# TASK GOAL
Wherever the string "smoothed" appears in the listing, copy that line.

#### ROWS ####

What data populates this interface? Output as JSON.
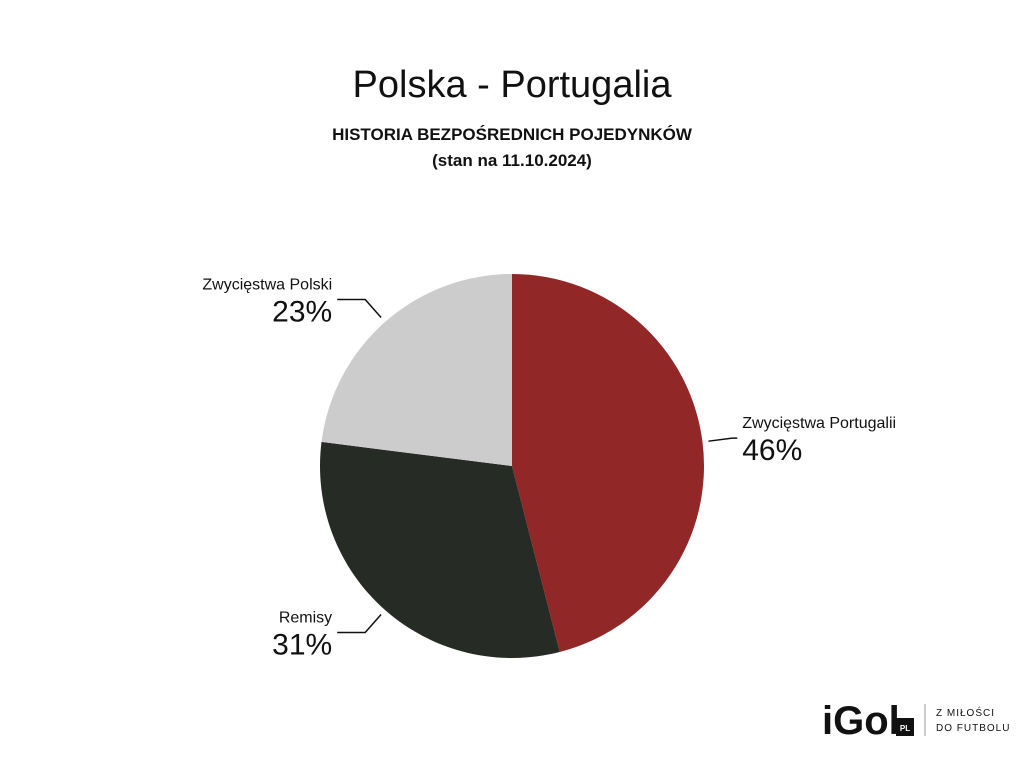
{
  "chart_data": {
    "type": "pie",
    "title": "Polska - Portugalia",
    "subtitle": "HISTORIA BEZPOŚREDNICH POJEDYNKÓW",
    "note": "(stan na 11.10.2024)",
    "categories": [
      "Zwycięstwa Portugalii",
      "Remisy",
      "Zwycięstwa Polski"
    ],
    "values": [
      46,
      31,
      23
    ],
    "value_labels": [
      "46%",
      "31%",
      "23%"
    ],
    "colors": [
      "#922727",
      "#272b26",
      "#cccccc"
    ]
  },
  "logo": {
    "name": "iGol",
    "badge": "PL",
    "tagline": [
      "Z MIŁOŚCI",
      "DO FUTBOLU"
    ]
  }
}
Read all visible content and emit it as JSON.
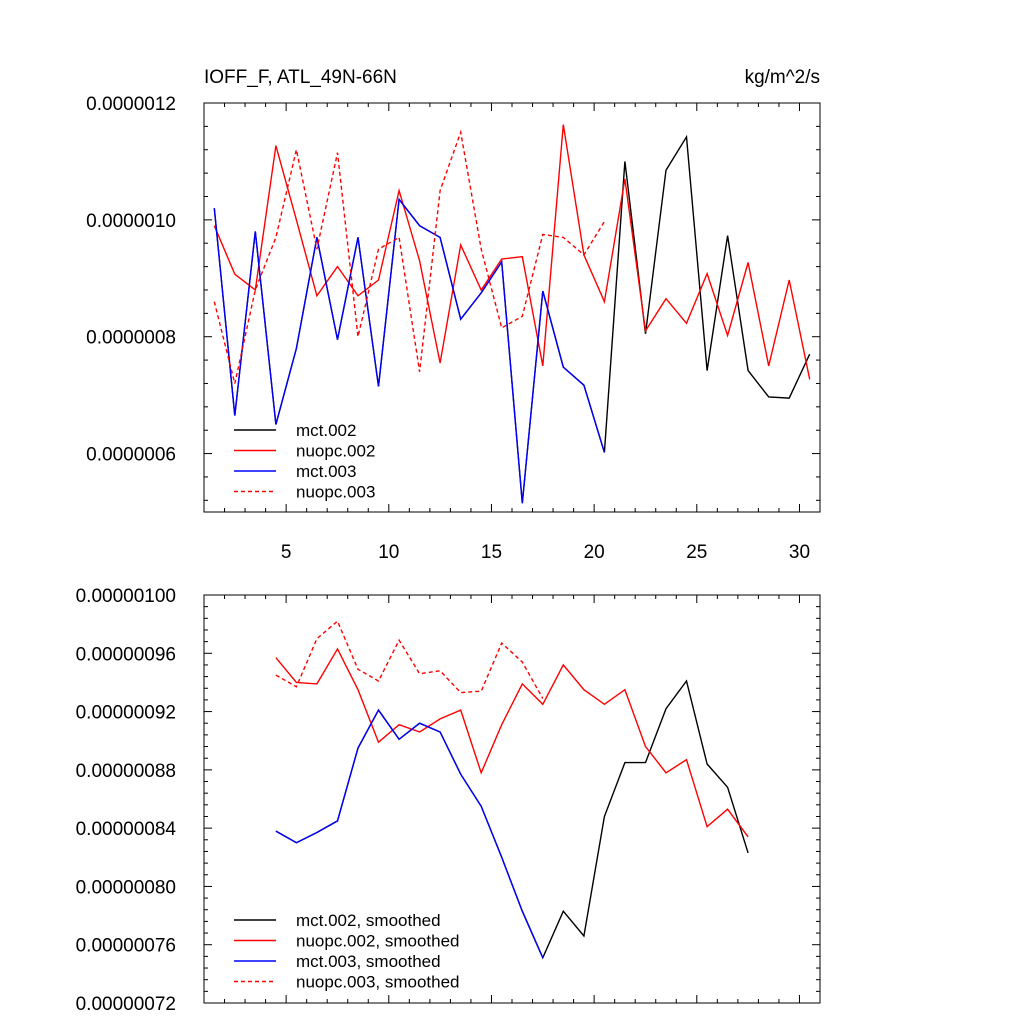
{
  "chart_data": [
    {
      "type": "line",
      "title": "IOFF_F, ATL_49N-66N",
      "units": "kg/m^2/s",
      "xlim": [
        1,
        31
      ],
      "ylim": [
        5e-07,
        1.2e-06
      ],
      "xticks": [
        5,
        10,
        15,
        20,
        25,
        30
      ],
      "xtick_labels": [
        "5",
        "10",
        "15",
        "20",
        "25",
        "30"
      ],
      "yticks": [
        6e-07,
        8e-07,
        1e-06,
        1.2e-06
      ],
      "ytick_labels": [
        "0.0000006",
        "0.0000008",
        "0.0000010",
        "0.0000012"
      ],
      "legend_position": "bottom-left",
      "series": [
        {
          "name": "mct.002",
          "color": "#000000",
          "dash": "solid",
          "x": [
            1.5,
            2.5,
            3.5,
            4.5,
            5.5,
            6.5,
            7.5,
            8.5,
            9.5,
            10.5,
            11.5,
            12.5,
            13.5,
            14.5,
            15.5,
            16.5,
            17.5,
            18.5,
            19.5,
            20.5,
            21.5,
            22.5,
            23.5,
            24.5,
            25.5,
            26.5,
            27.5,
            28.5,
            29.5,
            30.5
          ],
          "values": [
            1.02e-06,
            6.65e-07,
            9.8e-07,
            6.5e-07,
            7.8e-07,
            9.7e-07,
            7.95e-07,
            9.7e-07,
            7.15e-07,
            1.035e-06,
            9.9e-07,
            9.7e-07,
            8.3e-07,
            8.75e-07,
            9.28e-07,
            5.15e-07,
            8.78e-07,
            7.48e-07,
            7.17e-07,
            6.02e-07,
            1.1e-06,
            8.05e-07,
            1.085e-06,
            1.142e-06,
            7.42e-07,
            9.73e-07,
            7.42e-07,
            6.97e-07,
            6.95e-07,
            7.7e-07
          ]
        },
        {
          "name": "nuopc.002",
          "color": "#ff0000",
          "dash": "solid",
          "x": [
            1.5,
            2.5,
            3.5,
            4.5,
            5.5,
            6.5,
            7.5,
            8.5,
            9.5,
            10.5,
            11.5,
            12.5,
            13.5,
            14.5,
            15.5,
            16.5,
            17.5,
            18.5,
            19.5,
            20.5,
            21.5,
            22.5,
            23.5,
            24.5,
            25.5,
            26.5,
            27.5,
            28.5,
            29.5,
            30.5
          ],
          "values": [
            9.9e-07,
            9.07e-07,
            8.8e-07,
            1.127e-06,
            1e-06,
            8.7e-07,
            9.2e-07,
            8.7e-07,
            8.97e-07,
            1.05e-06,
            9.3e-07,
            7.55e-07,
            9.57e-07,
            8.8e-07,
            9.33e-07,
            9.37e-07,
            7.5e-07,
            1.163e-06,
            9.4e-07,
            8.6e-07,
            1.07e-06,
            8.1e-07,
            8.65e-07,
            8.23e-07,
            9.08e-07,
            8.02e-07,
            9.27e-07,
            7.5e-07,
            8.97e-07,
            7.27e-07
          ]
        },
        {
          "name": "mct.003",
          "color": "#0000ff",
          "dash": "solid",
          "x": [
            1.5,
            2.5,
            3.5,
            4.5,
            5.5,
            6.5,
            7.5,
            8.5,
            9.5,
            10.5,
            11.5,
            12.5,
            13.5,
            14.5,
            15.5,
            16.5,
            17.5,
            18.5,
            19.5,
            20.5
          ],
          "values": [
            1.02e-06,
            6.65e-07,
            9.8e-07,
            6.5e-07,
            7.8e-07,
            9.7e-07,
            7.95e-07,
            9.7e-07,
            7.15e-07,
            1.035e-06,
            9.9e-07,
            9.7e-07,
            8.3e-07,
            8.75e-07,
            9.28e-07,
            5.15e-07,
            8.78e-07,
            7.48e-07,
            7.17e-07,
            6.02e-07
          ]
        },
        {
          "name": "nuopc.003",
          "color": "#ff0000",
          "dash": "dashed",
          "x": [
            1.5,
            2.5,
            3.5,
            4.5,
            5.5,
            6.5,
            7.5,
            8.5,
            9.5,
            10.5,
            11.5,
            12.5,
            13.5,
            14.5,
            15.5,
            16.5,
            17.5,
            18.5,
            19.5,
            20.5
          ],
          "values": [
            8.6e-07,
            7.2e-07,
            8.8e-07,
            9.7e-07,
            1.12e-06,
            9.5e-07,
            1.115e-06,
            8e-07,
            9.5e-07,
            9.7e-07,
            7.4e-07,
            1.05e-06,
            1.15e-06,
            9.5e-07,
            8.15e-07,
            8.35e-07,
            9.75e-07,
            9.7e-07,
            9.4e-07,
            9.97e-07
          ]
        }
      ]
    },
    {
      "type": "line",
      "title": "",
      "units": "",
      "xlim": [
        1,
        31
      ],
      "ylim": [
        7.2e-07,
        1e-06
      ],
      "xticks": [
        5,
        10,
        15,
        20,
        25,
        30
      ],
      "xtick_labels": [],
      "yticks": [
        7.2e-07,
        7.6e-07,
        8e-07,
        8.4e-07,
        8.8e-07,
        9.2e-07,
        9.6e-07,
        1e-06
      ],
      "ytick_labels": [
        "0.00000072",
        "0.00000076",
        "0.00000080",
        "0.00000084",
        "0.00000088",
        "0.00000092",
        "0.00000096",
        "0.00000100"
      ],
      "legend_position": "bottom-left",
      "series": [
        {
          "name": "mct.002, smoothed",
          "color": "#000000",
          "dash": "solid",
          "x": [
            4.5,
            5.5,
            6.5,
            7.5,
            8.5,
            9.5,
            10.5,
            11.5,
            12.5,
            13.5,
            14.5,
            15.5,
            16.5,
            17.5,
            18.5,
            19.5,
            20.5,
            21.5,
            22.5,
            23.5,
            24.5,
            25.5,
            26.5,
            27.5
          ],
          "values": [
            8.38e-07,
            8.3e-07,
            8.37e-07,
            8.45e-07,
            8.95e-07,
            9.21e-07,
            9.01e-07,
            9.12e-07,
            9.06e-07,
            8.77e-07,
            8.55e-07,
            8.2e-07,
            7.83e-07,
            7.51e-07,
            7.83e-07,
            7.66e-07,
            8.48e-07,
            8.85e-07,
            8.85e-07,
            9.22e-07,
            9.41e-07,
            8.84e-07,
            8.68e-07,
            8.23e-07
          ]
        },
        {
          "name": "nuopc.002, smoothed",
          "color": "#ff0000",
          "dash": "solid",
          "x": [
            4.5,
            5.5,
            6.5,
            7.5,
            8.5,
            9.5,
            10.5,
            11.5,
            12.5,
            13.5,
            14.5,
            15.5,
            16.5,
            17.5,
            18.5,
            19.5,
            20.5,
            21.5,
            22.5,
            23.5,
            24.5,
            25.5,
            26.5,
            27.5
          ],
          "values": [
            9.57e-07,
            9.4e-07,
            9.39e-07,
            9.63e-07,
            9.35e-07,
            8.99e-07,
            9.11e-07,
            9.06e-07,
            9.15e-07,
            9.21e-07,
            8.78e-07,
            9.11e-07,
            9.39e-07,
            9.25e-07,
            9.52e-07,
            9.35e-07,
            9.25e-07,
            9.35e-07,
            8.96e-07,
            8.78e-07,
            8.87e-07,
            8.41e-07,
            8.53e-07,
            8.34e-07
          ]
        },
        {
          "name": "mct.003, smoothed",
          "color": "#0000ff",
          "dash": "solid",
          "x": [
            4.5,
            5.5,
            6.5,
            7.5,
            8.5,
            9.5,
            10.5,
            11.5,
            12.5,
            13.5,
            14.5,
            15.5,
            16.5,
            17.5
          ],
          "values": [
            8.38e-07,
            8.3e-07,
            8.37e-07,
            8.45e-07,
            8.95e-07,
            9.21e-07,
            9.01e-07,
            9.12e-07,
            9.06e-07,
            8.77e-07,
            8.55e-07,
            8.2e-07,
            7.83e-07,
            7.51e-07
          ]
        },
        {
          "name": "nuopc.003, smoothed",
          "color": "#ff0000",
          "dash": "dashed",
          "x": [
            4.5,
            5.5,
            6.5,
            7.5,
            8.5,
            9.5,
            10.5,
            11.5,
            12.5,
            13.5,
            14.5,
            15.5,
            16.5,
            17.5
          ],
          "values": [
            9.45e-07,
            9.37e-07,
            9.7e-07,
            9.82e-07,
            9.49e-07,
            9.41e-07,
            9.69e-07,
            9.46e-07,
            9.48e-07,
            9.33e-07,
            9.34e-07,
            9.67e-07,
            9.54e-07,
            9.29e-07
          ]
        }
      ]
    }
  ]
}
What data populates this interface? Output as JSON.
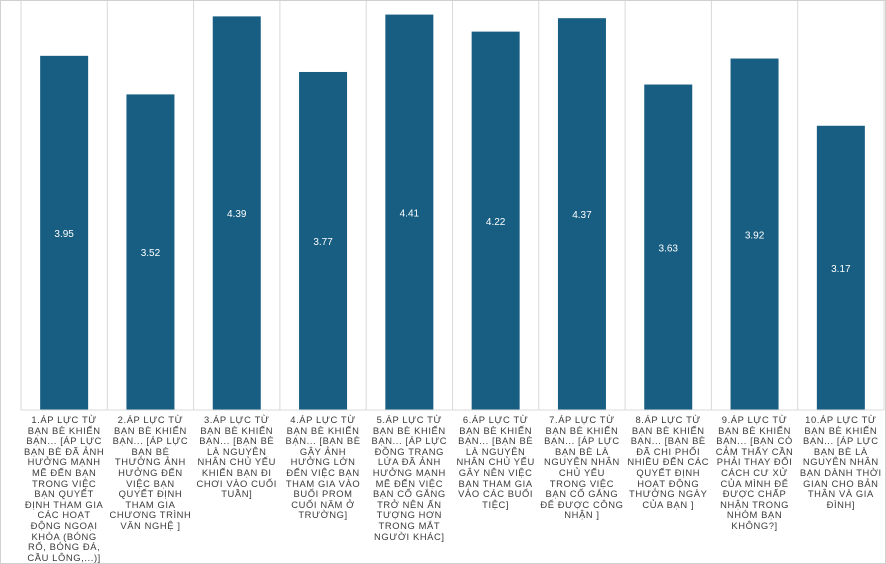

####

# TASK ANSWER
          "name": "mct.002, smoothed",
          "name": "nuopc.002, smoothed",
          "name": "mct.003, smoothed",
          "name": "nuopc.003, smoothed",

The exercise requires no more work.